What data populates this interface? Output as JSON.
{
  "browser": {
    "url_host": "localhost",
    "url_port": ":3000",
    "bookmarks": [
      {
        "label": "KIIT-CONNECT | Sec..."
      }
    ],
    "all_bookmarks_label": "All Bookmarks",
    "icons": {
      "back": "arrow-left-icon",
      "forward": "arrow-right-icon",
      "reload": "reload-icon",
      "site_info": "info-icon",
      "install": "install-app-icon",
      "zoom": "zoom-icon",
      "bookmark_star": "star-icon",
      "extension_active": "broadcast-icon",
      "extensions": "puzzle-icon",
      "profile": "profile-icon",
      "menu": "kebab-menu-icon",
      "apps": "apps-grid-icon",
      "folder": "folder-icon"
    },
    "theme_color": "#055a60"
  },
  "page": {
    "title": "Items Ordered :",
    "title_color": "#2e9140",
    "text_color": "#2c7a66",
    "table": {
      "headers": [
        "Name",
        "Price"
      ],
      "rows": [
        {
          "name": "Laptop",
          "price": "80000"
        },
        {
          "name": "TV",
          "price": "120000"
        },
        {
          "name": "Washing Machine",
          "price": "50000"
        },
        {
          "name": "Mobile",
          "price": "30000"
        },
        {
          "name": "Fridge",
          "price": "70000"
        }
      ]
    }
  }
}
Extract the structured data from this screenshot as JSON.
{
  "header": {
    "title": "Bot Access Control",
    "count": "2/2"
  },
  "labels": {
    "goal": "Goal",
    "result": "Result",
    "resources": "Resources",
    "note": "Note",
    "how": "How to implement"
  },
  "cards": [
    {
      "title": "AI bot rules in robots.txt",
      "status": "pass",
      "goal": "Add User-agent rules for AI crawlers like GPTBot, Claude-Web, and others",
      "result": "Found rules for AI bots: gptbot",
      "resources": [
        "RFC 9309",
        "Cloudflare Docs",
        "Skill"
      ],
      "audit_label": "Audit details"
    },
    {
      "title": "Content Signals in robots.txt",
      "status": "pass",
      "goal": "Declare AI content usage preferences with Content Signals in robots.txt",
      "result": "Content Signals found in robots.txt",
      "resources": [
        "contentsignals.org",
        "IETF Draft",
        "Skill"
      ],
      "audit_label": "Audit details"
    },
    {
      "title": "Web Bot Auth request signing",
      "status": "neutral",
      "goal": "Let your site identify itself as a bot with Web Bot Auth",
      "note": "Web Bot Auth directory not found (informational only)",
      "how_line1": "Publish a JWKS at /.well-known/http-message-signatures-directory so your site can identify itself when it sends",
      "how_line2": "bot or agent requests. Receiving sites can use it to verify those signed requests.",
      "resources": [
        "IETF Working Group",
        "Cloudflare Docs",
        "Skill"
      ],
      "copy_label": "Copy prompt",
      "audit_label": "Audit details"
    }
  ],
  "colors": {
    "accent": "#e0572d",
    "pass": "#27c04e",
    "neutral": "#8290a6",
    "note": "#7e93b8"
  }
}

+--

Write out every record shown above, word for word.

● Answer to this problem
What data populates this interface? Output as JSON.
{
  "browser": {
    "url_host": "localhost",
    "url_port": ":3000",
    "bookmarks": [
      {
        "label": "KIIT-CONNECT | Sec..."
      }
    ],
    "all_bookmarks_label": "All Bookmarks",
    "icons": {
      "back": "arrow-left-icon",
      "forward": "arrow-right-icon",
      "reload": "reload-icon",
      "site_info": "info-icon",
      "install": "install-app-icon",
      "zoom": "zoom-icon",
      "bookmark_star": "star-icon",
      "extension_active": "broadcast-icon",
      "extensions": "puzzle-icon",
      "profile": "profile-icon",
      "menu": "kebab-menu-icon",
      "apps": "apps-grid-icon",
      "folder": "folder-icon"
    },
    "theme_color": "#055a60"
  },
  "page": {
    "title": "Items Ordered :",
    "title_color": "#2e9140",
    "text_color": "#2c7a66",
    "table": {
      "headers": [
        "Name",
        "Price"
      ],
      "rows": [
        {
          "name": "Laptop",
          "price": "80000"
        },
        {
          "name": "TV",
          "price": "120000"
        },
        {
          "name": "Washing Machine",
          "price": "50000"
        },
        {
          "name": "Mobile",
          "price": "30000"
        },
        {
          "name": "Fridge",
          "price": "70000"
        }
      ]
    }
  }
}
Extract the structured data from this screenshot as JSON.
{
  "header": {
    "title": "Bot Access Control",
    "count": "2/2"
  },
  "labels": {
    "goal": "Goal",
    "result": "Result",
    "resources": "Resources",
    "note": "Note",
    "how": "How to implement"
  },
  "cards": [
    {
      "title": "AI bot rules in robots.txt",
      "status": "pass",
      "goal": "Add User-agent rules for AI crawlers like GPTBot, Claude-Web, and others",
      "result": "Found rules for AI bots: gptbot",
      "resources": [
        "RFC 9309",
        "Cloudflare Docs",
        "Skill"
      ],
      "audit_label": "Audit details"
    },
    {
      "title": "Content Signals in robots.txt",
      "status": "pass",
      "goal": "Declare AI content usage preferences with Content Signals in robots.txt",
      "result": "Content Signals found in robots.txt",
      "resources": [
        "contentsignals.org",
        "IETF Draft",
        "Skill"
      ],
      "audit_label": "Audit details"
    },
    {
      "title": "Web Bot Auth request signing",
      "status": "neutral",
      "goal": "Let your site identify itself as a bot with Web Bot Auth",
      "note": "Web Bot Auth directory not found (informational only)",
      "how_line1": "Publish a JWKS at /.well-known/http-message-signatures-directory so your site can identify itself when it sends",
      "how_line2": "bot or agent requests. Receiving sites can use it to verify those signed requests.",
      "resources": [
        "IETF Working Group",
        "Cloudflare Docs",
        "Skill"
      ],
      "copy_label": "Copy prompt",
      "audit_label": "Audit details"
    }
  ],
  "colors": {
    "accent": "#e0572d",
    "pass": "#27c04e",
    "neutral": "#8290a6",
    "note": "#7e93b8"
  }
}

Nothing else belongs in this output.